— begin Material to process —

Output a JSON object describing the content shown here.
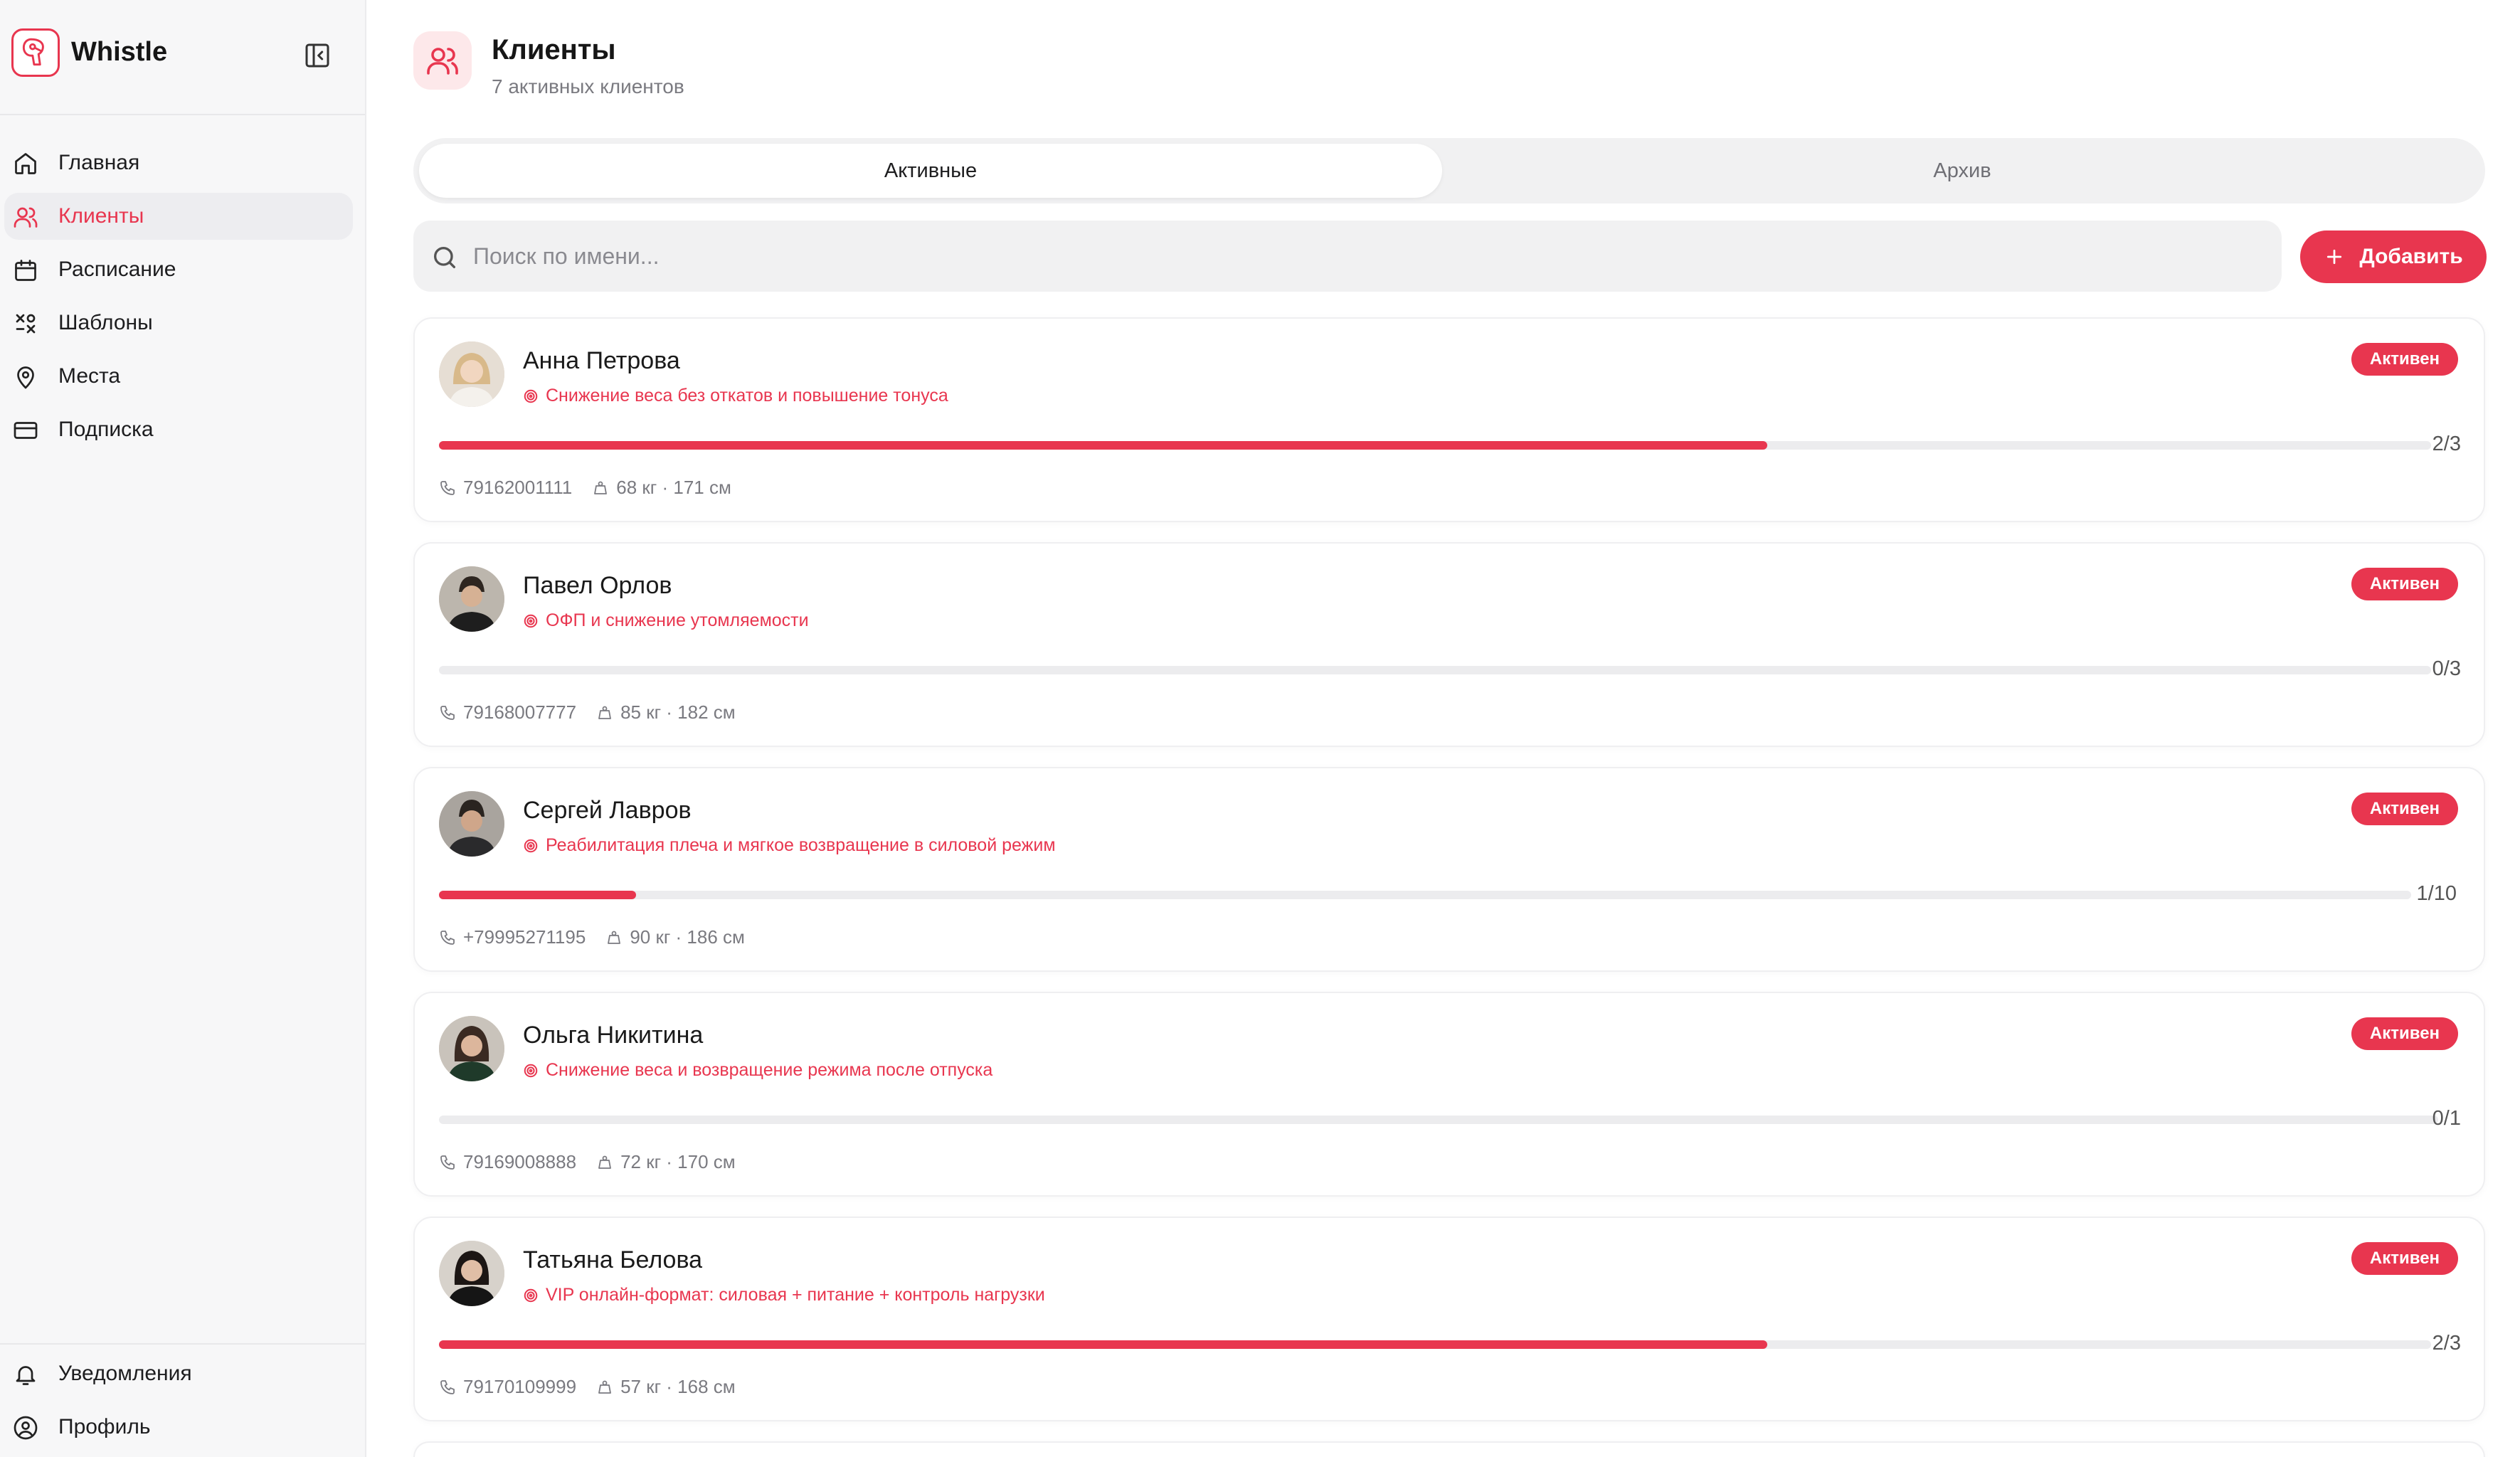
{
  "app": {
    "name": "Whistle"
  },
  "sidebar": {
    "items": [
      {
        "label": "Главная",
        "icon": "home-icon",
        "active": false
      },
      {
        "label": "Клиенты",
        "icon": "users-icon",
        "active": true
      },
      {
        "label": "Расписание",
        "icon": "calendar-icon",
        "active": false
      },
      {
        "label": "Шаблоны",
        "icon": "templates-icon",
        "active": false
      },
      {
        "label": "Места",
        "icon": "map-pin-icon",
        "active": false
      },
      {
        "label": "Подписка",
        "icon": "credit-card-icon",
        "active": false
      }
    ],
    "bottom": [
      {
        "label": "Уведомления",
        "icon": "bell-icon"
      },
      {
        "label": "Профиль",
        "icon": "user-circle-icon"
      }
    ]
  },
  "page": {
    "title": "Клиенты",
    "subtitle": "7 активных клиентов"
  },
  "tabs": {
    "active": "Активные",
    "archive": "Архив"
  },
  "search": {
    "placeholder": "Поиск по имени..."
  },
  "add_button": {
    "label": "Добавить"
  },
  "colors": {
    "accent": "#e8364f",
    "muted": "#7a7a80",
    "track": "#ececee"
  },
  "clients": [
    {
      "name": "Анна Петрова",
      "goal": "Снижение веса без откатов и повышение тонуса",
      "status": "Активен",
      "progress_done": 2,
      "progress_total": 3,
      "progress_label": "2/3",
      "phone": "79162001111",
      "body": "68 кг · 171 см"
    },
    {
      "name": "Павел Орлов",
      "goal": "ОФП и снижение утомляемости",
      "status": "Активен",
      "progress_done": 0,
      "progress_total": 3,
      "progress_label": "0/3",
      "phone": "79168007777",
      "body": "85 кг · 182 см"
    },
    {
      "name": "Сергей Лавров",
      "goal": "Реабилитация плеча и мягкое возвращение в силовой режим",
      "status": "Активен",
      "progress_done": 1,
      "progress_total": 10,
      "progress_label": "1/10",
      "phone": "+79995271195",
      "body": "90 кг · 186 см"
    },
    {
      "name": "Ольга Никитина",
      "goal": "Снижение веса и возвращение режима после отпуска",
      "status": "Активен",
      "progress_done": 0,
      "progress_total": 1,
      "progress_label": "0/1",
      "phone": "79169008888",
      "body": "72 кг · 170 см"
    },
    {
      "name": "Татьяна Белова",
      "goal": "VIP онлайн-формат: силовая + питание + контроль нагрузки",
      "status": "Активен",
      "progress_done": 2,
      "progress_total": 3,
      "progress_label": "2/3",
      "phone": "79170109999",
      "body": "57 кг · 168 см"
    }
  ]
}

— end Material to process —

Keep the pictures out of your copy, and repeat every entry above exactly.

**Result of the exercise:**
Output a JSON object describing the content shown here.
{
  "app": {
    "name": "Whistle"
  },
  "sidebar": {
    "items": [
      {
        "label": "Главная",
        "icon": "home-icon",
        "active": false
      },
      {
        "label": "Клиенты",
        "icon": "users-icon",
        "active": true
      },
      {
        "label": "Расписание",
        "icon": "calendar-icon",
        "active": false
      },
      {
        "label": "Шаблоны",
        "icon": "templates-icon",
        "active": false
      },
      {
        "label": "Места",
        "icon": "map-pin-icon",
        "active": false
      },
      {
        "label": "Подписка",
        "icon": "credit-card-icon",
        "active": false
      }
    ],
    "bottom": [
      {
        "label": "Уведомления",
        "icon": "bell-icon"
      },
      {
        "label": "Профиль",
        "icon": "user-circle-icon"
      }
    ]
  },
  "page": {
    "title": "Клиенты",
    "subtitle": "7 активных клиентов"
  },
  "tabs": {
    "active": "Активные",
    "archive": "Архив"
  },
  "search": {
    "placeholder": "Поиск по имени..."
  },
  "add_button": {
    "label": "Добавить"
  },
  "colors": {
    "accent": "#e8364f",
    "muted": "#7a7a80",
    "track": "#ececee"
  },
  "clients": [
    {
      "name": "Анна Петрова",
      "goal": "Снижение веса без откатов и повышение тонуса",
      "status": "Активен",
      "progress_done": 2,
      "progress_total": 3,
      "progress_label": "2/3",
      "phone": "79162001111",
      "body": "68 кг · 171 см"
    },
    {
      "name": "Павел Орлов",
      "goal": "ОФП и снижение утомляемости",
      "status": "Активен",
      "progress_done": 0,
      "progress_total": 3,
      "progress_label": "0/3",
      "phone": "79168007777",
      "body": "85 кг · 182 см"
    },
    {
      "name": "Сергей Лавров",
      "goal": "Реабилитация плеча и мягкое возвращение в силовой режим",
      "status": "Активен",
      "progress_done": 1,
      "progress_total": 10,
      "progress_label": "1/10",
      "phone": "+79995271195",
      "body": "90 кг · 186 см"
    },
    {
      "name": "Ольга Никитина",
      "goal": "Снижение веса и возвращение режима после отпуска",
      "status": "Активен",
      "progress_done": 0,
      "progress_total": 1,
      "progress_label": "0/1",
      "phone": "79169008888",
      "body": "72 кг · 170 см"
    },
    {
      "name": "Татьяна Белова",
      "goal": "VIP онлайн-формат: силовая + питание + контроль нагрузки",
      "status": "Активен",
      "progress_done": 2,
      "progress_total": 3,
      "progress_label": "2/3",
      "phone": "79170109999",
      "body": "57 кг · 168 см"
    }
  ]
}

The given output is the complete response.